§ Requirement:
Without including any pictures, write out all the entries exactly.

§ Input:
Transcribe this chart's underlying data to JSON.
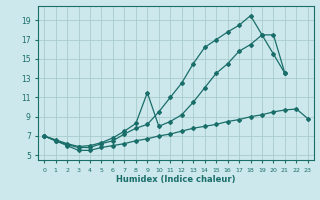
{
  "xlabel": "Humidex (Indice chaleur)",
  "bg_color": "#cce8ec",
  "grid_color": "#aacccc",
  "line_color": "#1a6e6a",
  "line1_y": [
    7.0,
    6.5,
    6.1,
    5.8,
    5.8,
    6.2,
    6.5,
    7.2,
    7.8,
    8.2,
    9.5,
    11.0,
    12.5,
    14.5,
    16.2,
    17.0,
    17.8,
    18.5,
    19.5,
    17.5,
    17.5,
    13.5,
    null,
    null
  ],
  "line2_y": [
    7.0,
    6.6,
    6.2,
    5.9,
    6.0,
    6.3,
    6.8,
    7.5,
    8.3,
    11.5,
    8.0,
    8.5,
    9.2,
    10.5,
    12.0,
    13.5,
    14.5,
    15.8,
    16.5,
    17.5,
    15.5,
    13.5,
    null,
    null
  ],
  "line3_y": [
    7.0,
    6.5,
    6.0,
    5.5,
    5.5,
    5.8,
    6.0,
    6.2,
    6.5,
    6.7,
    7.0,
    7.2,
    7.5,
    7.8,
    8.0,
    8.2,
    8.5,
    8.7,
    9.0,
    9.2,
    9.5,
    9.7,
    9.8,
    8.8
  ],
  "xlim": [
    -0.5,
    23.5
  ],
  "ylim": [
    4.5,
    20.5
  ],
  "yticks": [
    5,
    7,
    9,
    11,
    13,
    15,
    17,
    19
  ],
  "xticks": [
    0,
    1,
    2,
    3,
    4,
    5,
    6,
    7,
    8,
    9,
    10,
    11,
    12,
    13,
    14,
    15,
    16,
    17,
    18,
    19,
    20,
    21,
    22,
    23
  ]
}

§ Output for this task:
Transcribe this chart's underlying data to JSON.
{
  "xlabel": "Humidex (Indice chaleur)",
  "bg_color": "#cce8ec",
  "grid_color": "#aacccc",
  "line_color": "#1a6e6a",
  "line1_y": [
    7.0,
    6.5,
    6.1,
    5.8,
    5.8,
    6.2,
    6.5,
    7.2,
    7.8,
    8.2,
    9.5,
    11.0,
    12.5,
    14.5,
    16.2,
    17.0,
    17.8,
    18.5,
    19.5,
    17.5,
    17.5,
    13.5,
    null,
    null
  ],
  "line2_y": [
    7.0,
    6.6,
    6.2,
    5.9,
    6.0,
    6.3,
    6.8,
    7.5,
    8.3,
    11.5,
    8.0,
    8.5,
    9.2,
    10.5,
    12.0,
    13.5,
    14.5,
    15.8,
    16.5,
    17.5,
    15.5,
    13.5,
    null,
    null
  ],
  "line3_y": [
    7.0,
    6.5,
    6.0,
    5.5,
    5.5,
    5.8,
    6.0,
    6.2,
    6.5,
    6.7,
    7.0,
    7.2,
    7.5,
    7.8,
    8.0,
    8.2,
    8.5,
    8.7,
    9.0,
    9.2,
    9.5,
    9.7,
    9.8,
    8.8
  ],
  "xlim": [
    -0.5,
    23.5
  ],
  "ylim": [
    4.5,
    20.5
  ],
  "yticks": [
    5,
    7,
    9,
    11,
    13,
    15,
    17,
    19
  ],
  "xticks": [
    0,
    1,
    2,
    3,
    4,
    5,
    6,
    7,
    8,
    9,
    10,
    11,
    12,
    13,
    14,
    15,
    16,
    17,
    18,
    19,
    20,
    21,
    22,
    23
  ]
}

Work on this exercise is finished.